- [Exercise details] Copy each line of the records that contains the word "text".

- [Provided material]
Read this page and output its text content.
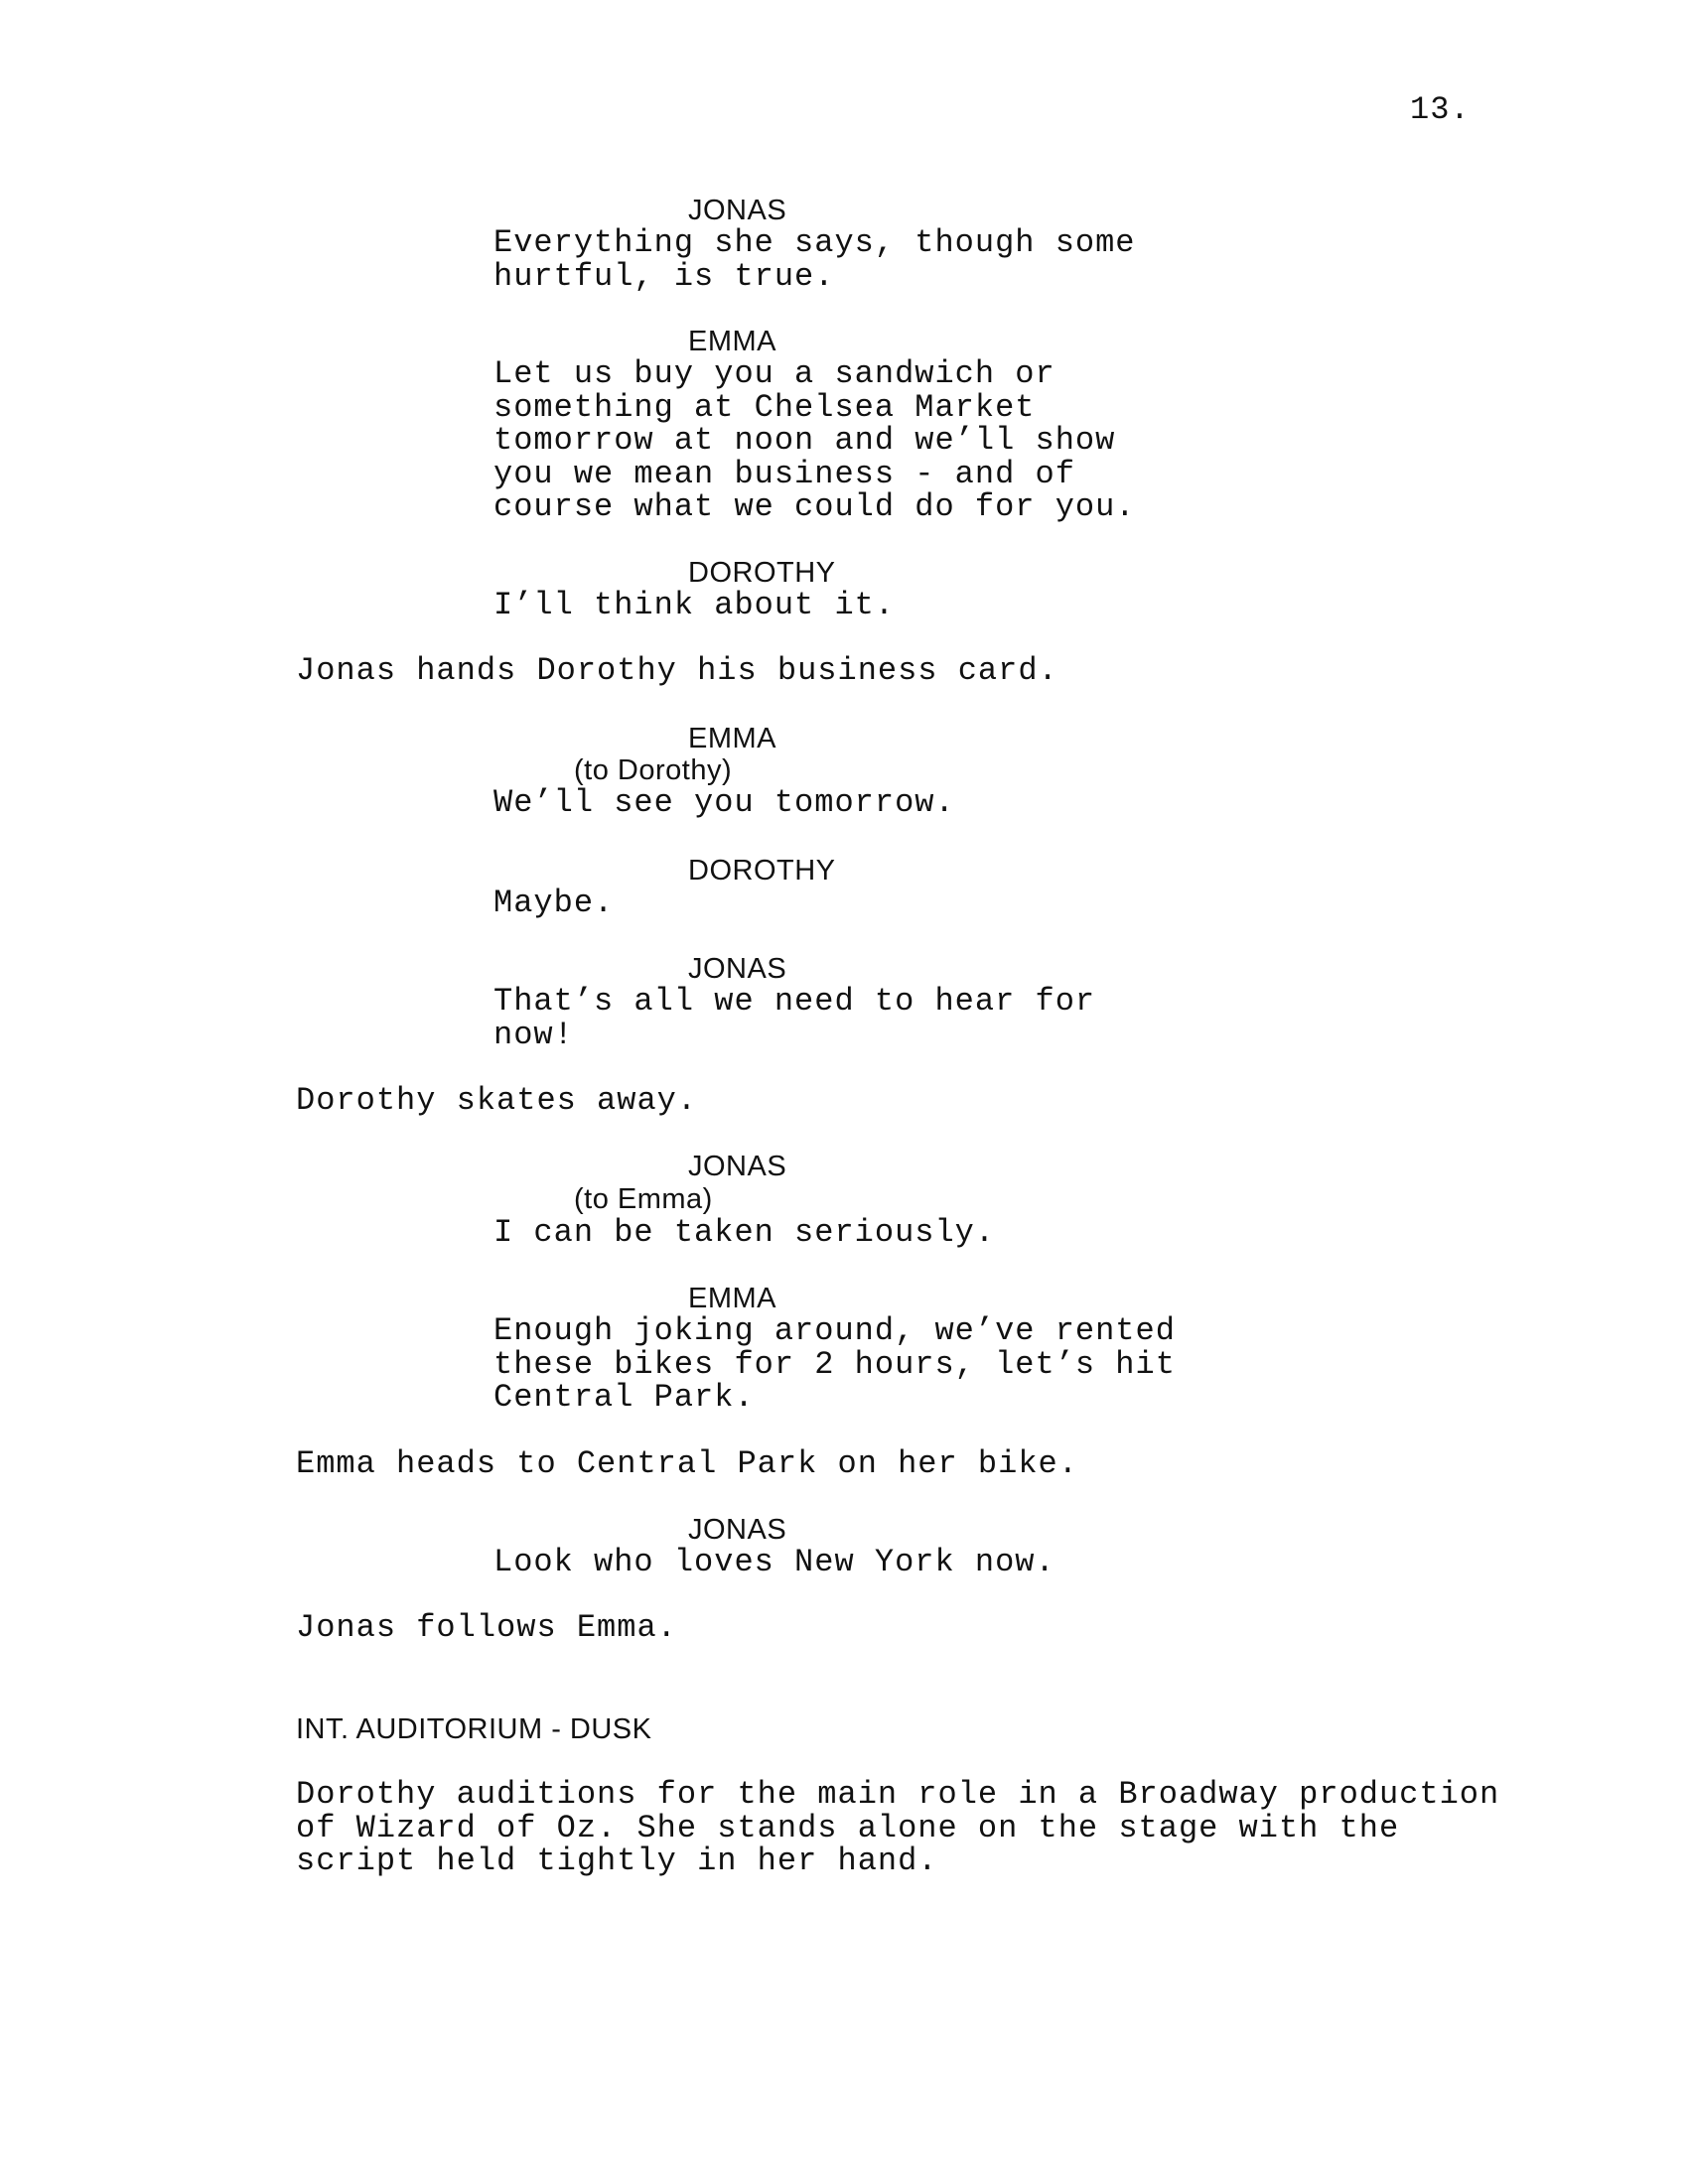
13.
JONAS
Everything she says, though some
hurtful, is true.
EMMA
Let us buy you a sandwich or
something at Chelsea Market
tomorrow at noon and we’ll show
you we mean business - and of
course what we could do for you.
DOROTHY
I’ll think about it.
Jonas hands Dorothy his business card.
EMMA
(to Dorothy)
We’ll see you tomorrow.
DOROTHY
Maybe.
JONAS
That’s all we need to hear for
now!
Dorothy skates away.
JONAS
(to Emma)
I can be taken seriously.
EMMA
Enough joking around, we’ve rented
these bikes for 2 hours, let’s hit
Central Park.
Emma heads to Central Park on her bike.
JONAS
Look who loves New York now.
Jonas follows Emma.
INT. AUDITORIUM - DUSK
Dorothy auditions for the main role in a Broadway production
of Wizard of Oz. She stands alone on the stage with the
script held tightly in her hand.
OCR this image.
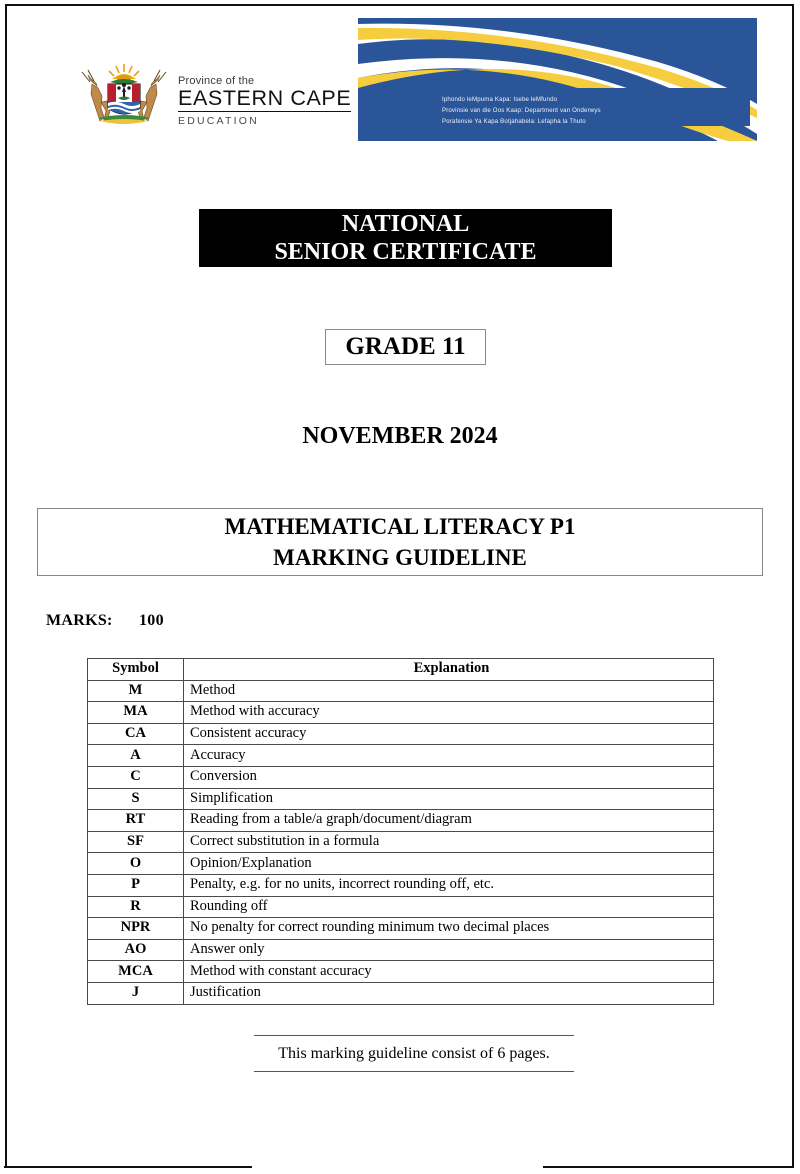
Province of the
EASTERN CAPE
EDUCATION
Iphondo leMpuma Kapa: Isebe leMfundo
Provinsie van die Oos Kaap: Department van Onderwys
Porafensie Ya Kapa Botjahabela: Lefapha la Thuto
NATIONAL
SENIOR CERTIFICATE
GRADE 11
NOVEMBER 2024
MATHEMATICAL LITERACY P1
MARKING GUIDELINE
MARKS: 100
Symbol	Explanation
M	Method
MA	Method with accuracy
CA	Consistent accuracy
A	Accuracy
C	Conversion
S	Simplification
RT	Reading from a table/a graph/document/diagram
SF	Correct substitution in a formula
O	Opinion/Explanation
P	Penalty, e.g. for no units, incorrect rounding off, etc.
R	Rounding off
NPR	No penalty for correct rounding minimum two decimal places
AO	Answer only
MCA	Method with constant accuracy
J	Justification
This marking guideline consist of 6 pages.
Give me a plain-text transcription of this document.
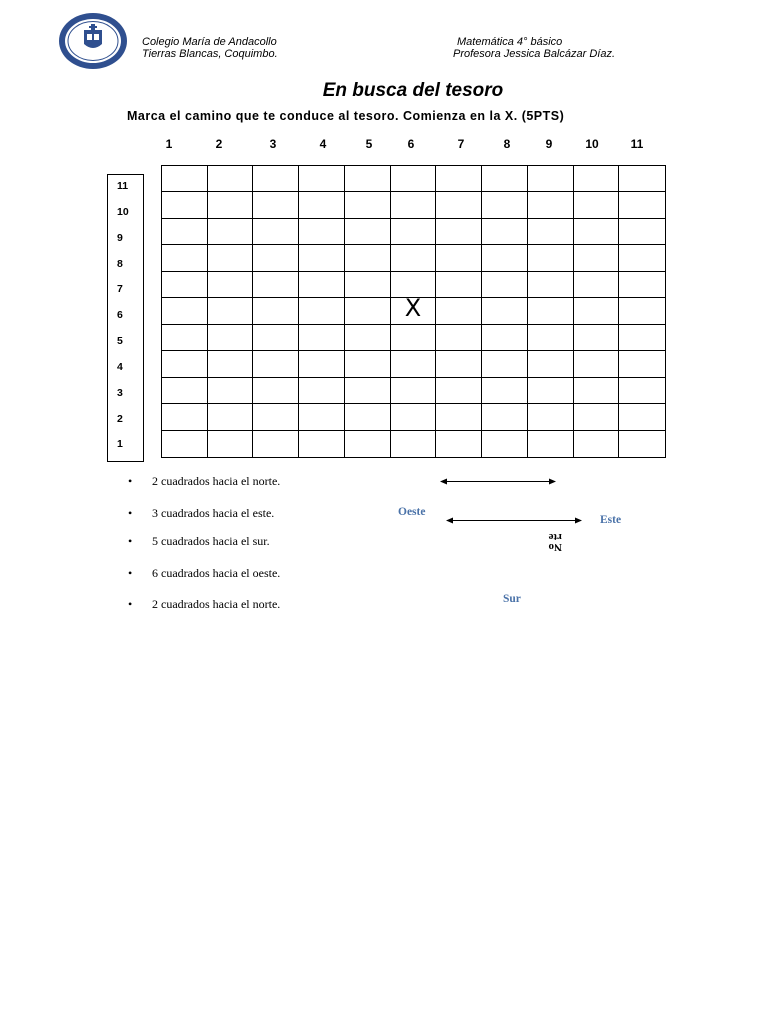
Colegio María de Andacollo
Tierras Blancas, Coquimbo.
Matemática 4° básico
Profesora Jessica Balcázar Díaz.
En busca del tesoro
Marca el camino que te conduce al tesoro. Comienza en la X. (5PTS)
1	2	3	4	5	6	7	8	9	10	11
11
10
9
8
7
6
5
4
3
2
1
X
• 2 cuadrados hacia el norte.
• 3 cuadrados hacia el este.
• 5 cuadrados hacia el sur.
• 6 cuadrados hacia el oeste.
• 2 cuadrados hacia el norte.
Oeste
Este
Sur
No
rte
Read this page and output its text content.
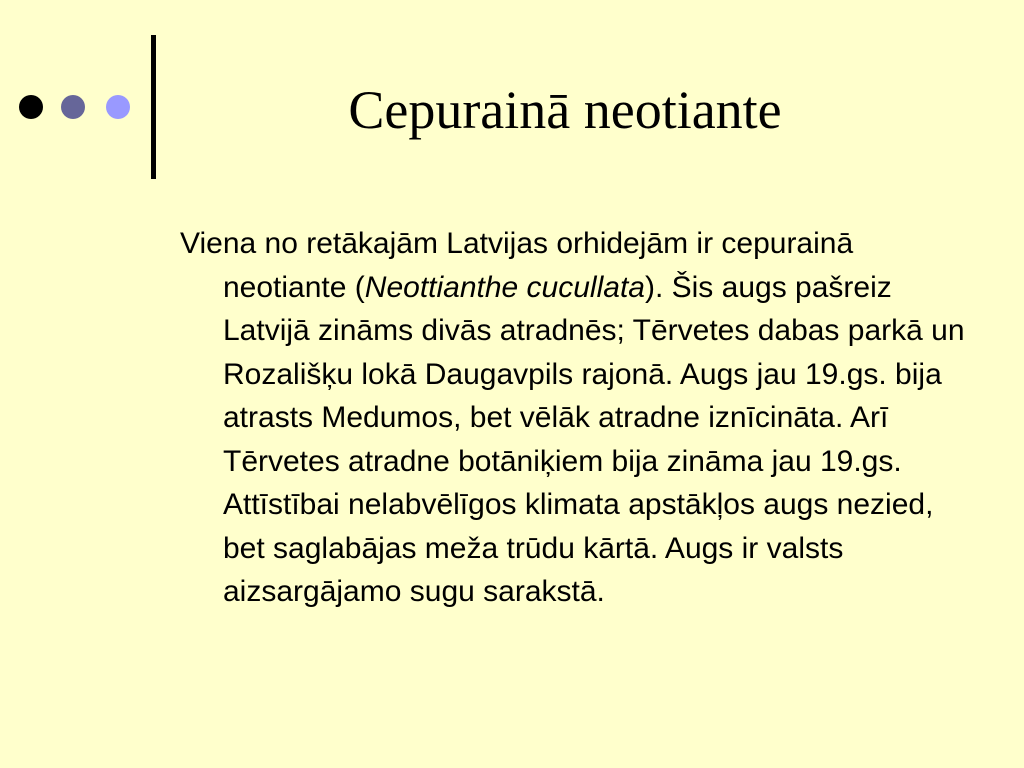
Cepurainā neotiante
Viena no retākajām Latvijas orhidejām ir cepurainā neotiante (Neottianthe cucullata). Šis augs pašreiz Latvijā zināms divās atradnēs; Tērvetes dabas parkā un Rozališķu lokā Daugavpils rajonā. Augs jau 19.gs. bija atrasts Medumos, bet vēlāk atradne iznīcināta. Arī Tērvetes atradne botāniķiem bija zināma jau 19.gs. Attīstībai nelabvēlīgos klimata apstākļos augs nezied, bet saglabājas meža trūdu kārtā. Augs ir valsts aizsargājamo sugu sarakstā.
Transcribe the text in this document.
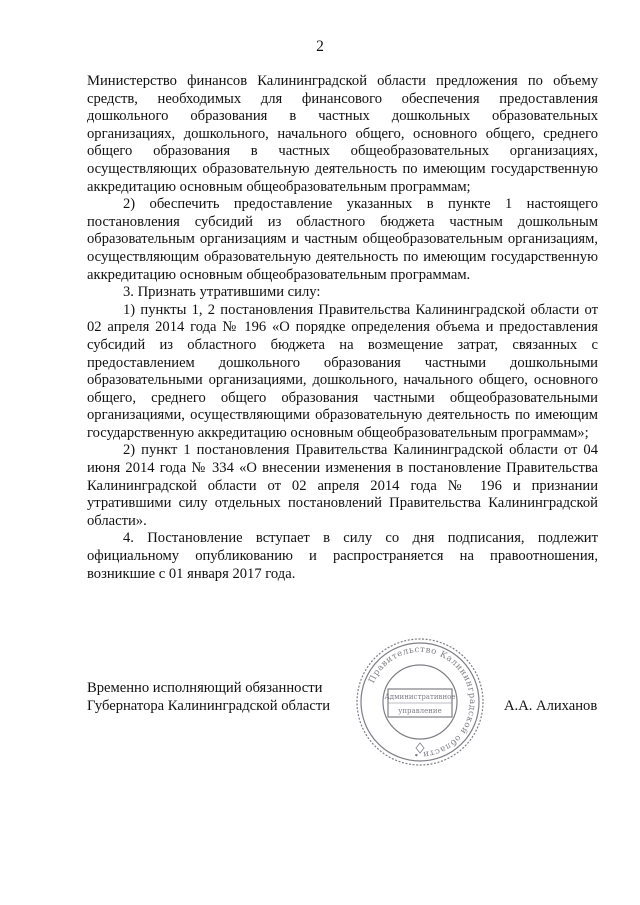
2

Министерство финансов Калининградской области предложения по объему средств, необходимых для финансового обеспечения предоставления дошкольного образования в частных дошкольных образовательных организациях, дошкольного, начального общего, основного общего, среднего общего образования в частных общеобразовательных организациях, осуществляющих образовательную деятельность по имеющим государственную аккредитацию основным общеобразовательным программам;

2) обеспечить предоставление указанных в пункте 1 настоящего постановления субсидий из областного бюджета частным дошкольным образовательным организациям и частным общеобразовательным организациям, осуществляющим образовательную деятельность по имеющим государственную аккредитацию основным общеобразовательным программам.

3. Признать утратившими силу:

1) пункты 1, 2 постановления Правительства Калининградской области от 02 апреля 2014 года № 196 «О порядке определения объема и предоставления субсидий из областного бюджета на возмещение затрат, связанных с предоставлением дошкольного образования частными дошкольными образовательными организациями, дошкольного, начального общего, основного общего, среднего общего образования частными общеобразовательными организациями, осуществляющими образовательную деятельность по имеющим государственную аккредитацию основным общеобразовательным программам»;

2) пункт 1 постановления Правительства Калининградской области от 04 июня 2014 года № 334 «О внесении изменения в постановление Правительства Калининградской области от 02 апреля 2014 года № 196 и признании утратившими силу отдельных постановлений Правительства Калининградской области».

4. Постановление вступает в силу со дня подписания, подлежит официальному опубликованию и распространяется на правоотношения, возникшие с 01 января 2017 года.

Временно исполняющий обязанности
Губернатора Калининградской области
Правительство Калининградской области •
Административное
управление	А.А. Алиханов
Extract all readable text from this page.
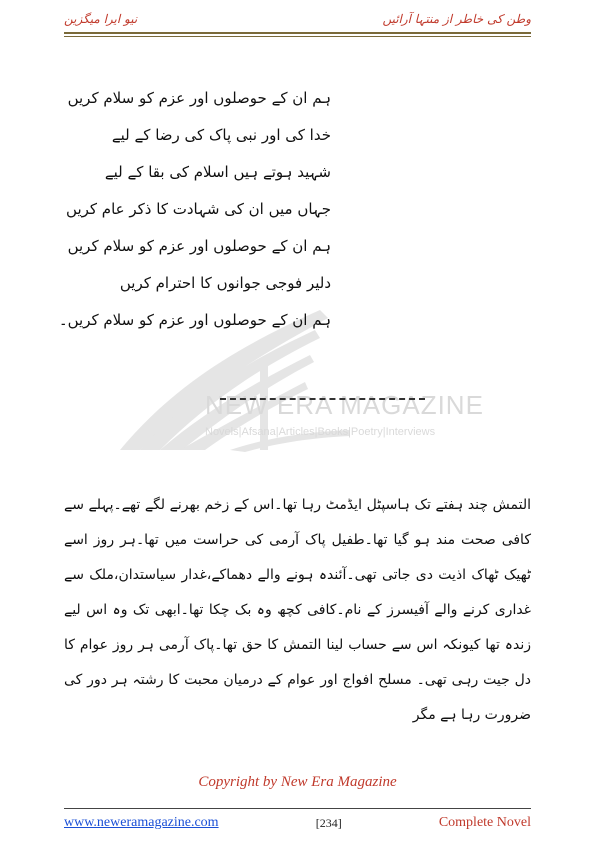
نیو ایرا میگزین	وطن کی خاطر از منتہا آرائیں
NEW ERA MAGAZINE
Novels|Afsana|Articles|Books|Poetry|Interviews
ہم ان کے حوصلوں اور عزم کو سلام کریں
خدا کی اور نبی پاک کی رضا کے لیے
شہید ہوتے ہیں اسلام کی بقا کے لیے
جہاں میں ان کی شہادت کا ذکر عام کریں
ہم ان کے حوصلوں اور عزم کو سلام کریں
دلیر فوجی جوانوں کا احترام کریں
ہم ان کے حوصلوں اور عزم کو سلام کریں۔
التمش چند ہفتے تک ہاسپٹل ایڈمٹ رہا تھا۔اس کے زخم بھرنے لگے تھے۔پہلے سے کافی صحت مند ہو گیا تھا۔طفیل پاک آرمی کی حراست میں تھا۔ہر روز اسے ٹھیک ٹھاک اذیت دی جاتی تھی۔آئندہ ہونے والے دھماکے،غدار سیاستدان،ملک سے غداری کرنے والے آفیسرز کے نام۔کافی کچھ وہ بک چکا تھا۔ابھی تک وہ اس لیے زندہ تھا کیونکہ اس سے حساب لینا التمش کا حق تھا۔پاک آرمی ہر روز عوام کا دل جیت رہی تھی۔ مسلح افواج اور عوام کے درمیان محبت کا رشتہ ہر دور کی ضرورت رہا ہے مگر
Copyright by New Era Magazine
www.neweramagazine.com	[234]	Complete Novel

- [Output of the task]
Read this page and output its text content.
Give me a plain-text transcription of this document.
Read this page and output its text content.
Transcribe the text in this document.
Extract all readable text from this page.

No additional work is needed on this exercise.